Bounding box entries
[START]

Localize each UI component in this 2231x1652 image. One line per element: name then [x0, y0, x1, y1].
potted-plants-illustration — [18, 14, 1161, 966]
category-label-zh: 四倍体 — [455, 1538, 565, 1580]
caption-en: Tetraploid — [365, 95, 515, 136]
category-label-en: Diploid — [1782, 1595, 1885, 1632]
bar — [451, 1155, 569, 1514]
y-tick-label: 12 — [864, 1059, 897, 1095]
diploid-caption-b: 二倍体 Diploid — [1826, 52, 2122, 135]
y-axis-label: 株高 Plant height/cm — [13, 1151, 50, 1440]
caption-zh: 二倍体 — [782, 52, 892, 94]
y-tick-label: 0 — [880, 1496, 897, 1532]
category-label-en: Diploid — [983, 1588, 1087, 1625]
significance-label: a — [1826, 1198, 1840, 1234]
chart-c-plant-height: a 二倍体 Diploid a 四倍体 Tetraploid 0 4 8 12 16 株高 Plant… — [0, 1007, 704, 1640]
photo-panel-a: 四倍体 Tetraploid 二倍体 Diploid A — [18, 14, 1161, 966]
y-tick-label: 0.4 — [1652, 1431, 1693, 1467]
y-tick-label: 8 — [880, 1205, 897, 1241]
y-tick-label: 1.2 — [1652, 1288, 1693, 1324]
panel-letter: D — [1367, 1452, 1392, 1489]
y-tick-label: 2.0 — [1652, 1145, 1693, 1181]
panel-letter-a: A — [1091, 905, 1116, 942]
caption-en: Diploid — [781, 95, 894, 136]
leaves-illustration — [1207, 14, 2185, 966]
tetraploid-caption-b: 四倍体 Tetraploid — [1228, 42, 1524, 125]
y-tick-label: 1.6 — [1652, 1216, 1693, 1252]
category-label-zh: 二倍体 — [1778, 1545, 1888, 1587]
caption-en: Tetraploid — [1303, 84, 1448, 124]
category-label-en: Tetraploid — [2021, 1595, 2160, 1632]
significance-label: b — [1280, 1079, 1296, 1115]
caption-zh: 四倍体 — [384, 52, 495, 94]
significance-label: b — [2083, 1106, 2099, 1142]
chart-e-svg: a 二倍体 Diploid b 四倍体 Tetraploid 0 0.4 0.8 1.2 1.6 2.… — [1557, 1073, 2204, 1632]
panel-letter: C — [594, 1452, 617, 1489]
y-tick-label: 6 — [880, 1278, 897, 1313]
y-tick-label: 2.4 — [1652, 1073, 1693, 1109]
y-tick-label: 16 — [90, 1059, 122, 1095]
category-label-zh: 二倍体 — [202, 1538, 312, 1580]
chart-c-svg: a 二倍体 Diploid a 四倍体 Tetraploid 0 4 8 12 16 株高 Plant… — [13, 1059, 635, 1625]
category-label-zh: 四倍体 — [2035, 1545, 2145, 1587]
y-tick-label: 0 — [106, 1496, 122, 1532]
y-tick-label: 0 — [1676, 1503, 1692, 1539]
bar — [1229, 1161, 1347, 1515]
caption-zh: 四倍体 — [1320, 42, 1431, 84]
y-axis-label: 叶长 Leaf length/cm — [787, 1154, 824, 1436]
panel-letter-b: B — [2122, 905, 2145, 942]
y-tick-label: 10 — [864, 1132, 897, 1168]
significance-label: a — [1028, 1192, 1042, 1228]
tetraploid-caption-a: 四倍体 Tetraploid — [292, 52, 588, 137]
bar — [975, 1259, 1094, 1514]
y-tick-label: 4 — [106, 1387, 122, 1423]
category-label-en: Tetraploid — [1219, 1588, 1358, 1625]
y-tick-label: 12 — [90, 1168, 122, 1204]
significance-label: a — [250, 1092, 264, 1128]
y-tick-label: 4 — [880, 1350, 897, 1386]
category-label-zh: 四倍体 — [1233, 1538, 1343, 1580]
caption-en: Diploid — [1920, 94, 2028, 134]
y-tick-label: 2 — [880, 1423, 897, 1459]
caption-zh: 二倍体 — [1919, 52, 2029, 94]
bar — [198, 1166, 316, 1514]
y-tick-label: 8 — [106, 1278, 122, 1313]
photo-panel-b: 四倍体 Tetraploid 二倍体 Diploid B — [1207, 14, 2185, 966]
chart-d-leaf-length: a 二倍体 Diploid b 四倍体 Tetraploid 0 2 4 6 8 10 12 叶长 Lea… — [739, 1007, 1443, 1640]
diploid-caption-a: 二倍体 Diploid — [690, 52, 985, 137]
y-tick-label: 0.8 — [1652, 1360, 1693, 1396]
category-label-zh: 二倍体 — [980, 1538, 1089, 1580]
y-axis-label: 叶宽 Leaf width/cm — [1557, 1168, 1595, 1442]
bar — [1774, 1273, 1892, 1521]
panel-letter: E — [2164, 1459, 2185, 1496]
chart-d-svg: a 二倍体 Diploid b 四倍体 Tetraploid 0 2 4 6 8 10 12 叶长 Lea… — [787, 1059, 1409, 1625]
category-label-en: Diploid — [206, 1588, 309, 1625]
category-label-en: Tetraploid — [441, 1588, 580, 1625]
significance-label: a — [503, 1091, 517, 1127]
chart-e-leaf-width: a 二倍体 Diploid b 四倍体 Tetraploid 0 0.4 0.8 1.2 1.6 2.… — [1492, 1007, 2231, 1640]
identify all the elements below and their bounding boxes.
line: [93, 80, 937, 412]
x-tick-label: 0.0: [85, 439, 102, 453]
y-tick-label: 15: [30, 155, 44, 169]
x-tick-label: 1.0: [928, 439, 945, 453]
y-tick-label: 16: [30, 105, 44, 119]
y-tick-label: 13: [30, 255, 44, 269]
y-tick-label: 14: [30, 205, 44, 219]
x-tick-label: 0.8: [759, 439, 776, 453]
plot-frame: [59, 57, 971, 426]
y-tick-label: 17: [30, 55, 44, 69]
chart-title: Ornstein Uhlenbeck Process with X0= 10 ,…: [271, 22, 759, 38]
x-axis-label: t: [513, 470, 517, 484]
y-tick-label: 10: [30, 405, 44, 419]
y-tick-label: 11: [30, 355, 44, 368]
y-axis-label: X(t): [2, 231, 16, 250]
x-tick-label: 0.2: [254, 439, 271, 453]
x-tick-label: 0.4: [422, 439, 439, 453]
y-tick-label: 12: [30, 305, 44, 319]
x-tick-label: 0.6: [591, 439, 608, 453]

[END]

#### What the task asks:
Repeat every row above character for character, with no changes.

#### Task response:
Localize each UI component in this 2231x1652 image. One line per element: name then [x0, y0, x1, y1].
potted-plants-illustration — [18, 14, 1161, 966]
category-label-zh: 四倍体 — [455, 1538, 565, 1580]
caption-en: Tetraploid — [365, 95, 515, 136]
category-label-en: Diploid — [1782, 1595, 1885, 1632]
bar — [451, 1155, 569, 1514]
y-tick-label: 12 — [864, 1059, 897, 1095]
diploid-caption-b: 二倍体 Diploid — [1826, 52, 2122, 135]
y-axis-label: 株高 Plant height/cm — [13, 1151, 50, 1440]
caption-zh: 二倍体 — [782, 52, 892, 94]
y-tick-label: 0 — [880, 1496, 897, 1532]
category-label-en: Diploid — [983, 1588, 1087, 1625]
significance-label: a — [1826, 1198, 1840, 1234]
chart-c-plant-height: a 二倍体 Diploid a 四倍体 Tetraploid 0 4 8 12 16 株高 Plant… — [0, 1007, 704, 1640]
photo-panel-a: 四倍体 Tetraploid 二倍体 Diploid A — [18, 14, 1161, 966]
y-tick-label: 0.4 — [1652, 1431, 1693, 1467]
y-tick-label: 8 — [880, 1205, 897, 1241]
y-tick-label: 1.2 — [1652, 1288, 1693, 1324]
panel-letter: D — [1367, 1452, 1392, 1489]
y-tick-label: 2.0 — [1652, 1145, 1693, 1181]
panel-letter-a: A — [1091, 905, 1116, 942]
caption-en: Diploid — [781, 95, 894, 136]
leaves-illustration — [1207, 14, 2185, 966]
tetraploid-caption-b: 四倍体 Tetraploid — [1228, 42, 1524, 125]
y-tick-label: 1.6 — [1652, 1216, 1693, 1252]
category-label-zh: 二倍体 — [1778, 1545, 1888, 1587]
caption-en: Tetraploid — [1303, 84, 1448, 124]
category-label-en: Tetraploid — [2021, 1595, 2160, 1632]
significance-label: b — [1280, 1079, 1296, 1115]
caption-zh: 四倍体 — [384, 52, 495, 94]
significance-label: b — [2083, 1106, 2099, 1142]
chart-e-svg: a 二倍体 Diploid b 四倍体 Tetraploid 0 0.4 0.8 1.2 1.6 2.… — [1557, 1073, 2204, 1632]
panel-letter: C — [594, 1452, 617, 1489]
y-tick-label: 6 — [880, 1278, 897, 1313]
y-tick-label: 2.4 — [1652, 1073, 1693, 1109]
y-tick-label: 16 — [90, 1059, 122, 1095]
category-label-zh: 二倍体 — [202, 1538, 312, 1580]
chart-c-svg: a 二倍体 Diploid a 四倍体 Tetraploid 0 4 8 12 16 株高 Plant… — [13, 1059, 635, 1625]
category-label-zh: 四倍体 — [2035, 1545, 2145, 1587]
y-tick-label: 0 — [106, 1496, 122, 1532]
y-tick-label: 0 — [1676, 1503, 1692, 1539]
bar — [1229, 1161, 1347, 1515]
caption-zh: 四倍体 — [1320, 42, 1431, 84]
y-axis-label: 叶长 Leaf length/cm — [787, 1154, 824, 1436]
panel-letter-b: B — [2122, 905, 2145, 942]
y-tick-label: 10 — [864, 1132, 897, 1168]
significance-label: a — [1028, 1192, 1042, 1228]
tetraploid-caption-a: 四倍体 Tetraploid — [292, 52, 588, 137]
bar — [975, 1259, 1094, 1514]
y-tick-label: 4 — [106, 1387, 122, 1423]
category-label-en: Tetraploid — [1219, 1588, 1358, 1625]
y-tick-label: 12 — [90, 1168, 122, 1204]
significance-label: a — [250, 1092, 264, 1128]
y-tick-label: 4 — [880, 1350, 897, 1386]
category-label-zh: 四倍体 — [1233, 1538, 1343, 1580]
caption-en: Diploid — [1920, 94, 2028, 134]
y-tick-label: 2 — [880, 1423, 897, 1459]
caption-zh: 二倍体 — [1919, 52, 2029, 94]
bar — [198, 1166, 316, 1514]
y-tick-label: 8 — [106, 1278, 122, 1313]
photo-panel-b: 四倍体 Tetraploid 二倍体 Diploid B — [1207, 14, 2185, 966]
chart-d-leaf-length: a 二倍体 Diploid b 四倍体 Tetraploid 0 2 4 6 8 10 12 叶长 Lea… — [739, 1007, 1443, 1640]
diploid-caption-a: 二倍体 Diploid — [690, 52, 985, 137]
y-tick-label: 0.8 — [1652, 1360, 1693, 1396]
category-label-zh: 二倍体 — [980, 1538, 1089, 1580]
y-axis-label: 叶宽 Leaf width/cm — [1557, 1168, 1595, 1442]
bar — [1774, 1273, 1892, 1521]
panel-letter: E — [2164, 1459, 2185, 1496]
chart-d-svg: a 二倍体 Diploid b 四倍体 Tetraploid 0 2 4 6 8 10 12 叶长 Lea… — [787, 1059, 1409, 1625]
category-label-en: Diploid — [206, 1588, 309, 1625]
category-label-en: Tetraploid — [441, 1588, 580, 1625]
significance-label: a — [503, 1091, 517, 1127]
chart-e-leaf-width: a 二倍体 Diploid b 四倍体 Tetraploid 0 0.4 0.8 1.2 1.6 2.… — [1492, 1007, 2231, 1640]
identify all the elements below and their bounding boxes.
line: [93, 80, 937, 412]
x-tick-label: 0.0: [85, 439, 102, 453]
y-tick-label: 15: [30, 155, 44, 169]
x-tick-label: 1.0: [928, 439, 945, 453]
y-tick-label: 16: [30, 105, 44, 119]
y-tick-label: 13: [30, 255, 44, 269]
y-tick-label: 14: [30, 205, 44, 219]
x-tick-label: 0.8: [759, 439, 776, 453]
plot-frame: [59, 57, 971, 426]
y-tick-label: 17: [30, 55, 44, 69]
chart-title: Ornstein Uhlenbeck Process with X0= 10 ,…: [271, 22, 759, 38]
x-axis-label: t: [513, 470, 517, 484]
y-tick-label: 10: [30, 405, 44, 419]
y-tick-label: 11: [30, 355, 44, 368]
y-axis-label: X(t): [2, 231, 16, 250]
x-tick-label: 0.2: [254, 439, 271, 453]
x-tick-label: 0.4: [422, 439, 439, 453]
y-tick-label: 12: [30, 305, 44, 319]
x-tick-label: 0.6: [591, 439, 608, 453]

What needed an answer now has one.